- _Short task_: Type out every line below exactly as it reads.

(Dataset entries)
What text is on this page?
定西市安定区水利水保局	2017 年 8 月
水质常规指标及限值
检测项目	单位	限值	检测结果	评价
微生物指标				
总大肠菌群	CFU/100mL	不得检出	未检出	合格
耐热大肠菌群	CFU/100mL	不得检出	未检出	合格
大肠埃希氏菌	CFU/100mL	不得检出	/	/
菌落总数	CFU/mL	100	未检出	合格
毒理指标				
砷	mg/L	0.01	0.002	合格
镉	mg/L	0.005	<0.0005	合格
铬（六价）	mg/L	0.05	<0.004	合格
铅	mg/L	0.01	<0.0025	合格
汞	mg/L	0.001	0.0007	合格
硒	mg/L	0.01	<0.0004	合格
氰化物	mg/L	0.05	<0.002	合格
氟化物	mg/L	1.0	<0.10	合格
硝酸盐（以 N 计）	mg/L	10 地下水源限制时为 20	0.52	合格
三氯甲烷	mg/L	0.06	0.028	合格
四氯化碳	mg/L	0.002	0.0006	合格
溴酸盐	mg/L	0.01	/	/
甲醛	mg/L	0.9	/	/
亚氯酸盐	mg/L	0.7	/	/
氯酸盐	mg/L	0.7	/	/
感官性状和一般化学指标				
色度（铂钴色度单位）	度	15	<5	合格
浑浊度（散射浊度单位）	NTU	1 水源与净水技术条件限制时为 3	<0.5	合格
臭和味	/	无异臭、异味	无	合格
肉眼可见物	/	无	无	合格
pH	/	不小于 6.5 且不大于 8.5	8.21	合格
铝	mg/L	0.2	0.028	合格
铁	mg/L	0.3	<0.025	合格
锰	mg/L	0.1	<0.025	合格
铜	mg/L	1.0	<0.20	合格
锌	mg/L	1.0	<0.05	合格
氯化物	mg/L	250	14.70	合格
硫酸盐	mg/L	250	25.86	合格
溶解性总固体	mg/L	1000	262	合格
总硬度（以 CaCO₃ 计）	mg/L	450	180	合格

- _The completed task_:
What text is on this page?
定西市安定区水利水保局	2017 年 8 月
水质常规指标及限值
检测项目	单位	限值	检测结果	评价
微生物指标				
总大肠菌群	CFU/100mL	不得检出	未检出	合格
耐热大肠菌群	CFU/100mL	不得检出	未检出	合格
大肠埃希氏菌	CFU/100mL	不得检出	/	/
菌落总数	CFU/mL	100	未检出	合格
毒理指标				
砷	mg/L	0.01	0.002	合格
镉	mg/L	0.005	<0.0005	合格
铬（六价）	mg/L	0.05	<0.004	合格
铅	mg/L	0.01	<0.0025	合格
汞	mg/L	0.001	0.0007	合格
硒	mg/L	0.01	<0.0004	合格
氰化物	mg/L	0.05	<0.002	合格
氟化物	mg/L	1.0	<0.10	合格
硝酸盐（以 N 计）	mg/L	10 地下水源限制时为 20	0.52	合格
三氯甲烷	mg/L	0.06	0.028	合格
四氯化碳	mg/L	0.002	0.0006	合格
溴酸盐	mg/L	0.01	/	/
甲醛	mg/L	0.9	/	/
亚氯酸盐	mg/L	0.7	/	/
氯酸盐	mg/L	0.7	/	/
感官性状和一般化学指标				
色度（铂钴色度单位）	度	15	<5	合格
浑浊度（散射浊度单位）	NTU	1 水源与净水技术条件限制时为 3	<0.5	合格
臭和味	/	无异臭、异味	无	合格
肉眼可见物	/	无	无	合格
pH	/	不小于 6.5 且不大于 8.5	8.21	合格
铝	mg/L	0.2	0.028	合格
铁	mg/L	0.3	<0.025	合格
锰	mg/L	0.1	<0.025	合格
铜	mg/L	1.0	<0.20	合格
锌	mg/L	1.0	<0.05	合格
氯化物	mg/L	250	14.70	合格
硫酸盐	mg/L	250	25.86	合格
溶解性总固体	mg/L	1000	262	合格
总硬度（以 CaCO₃ 计）	mg/L	450	180	合格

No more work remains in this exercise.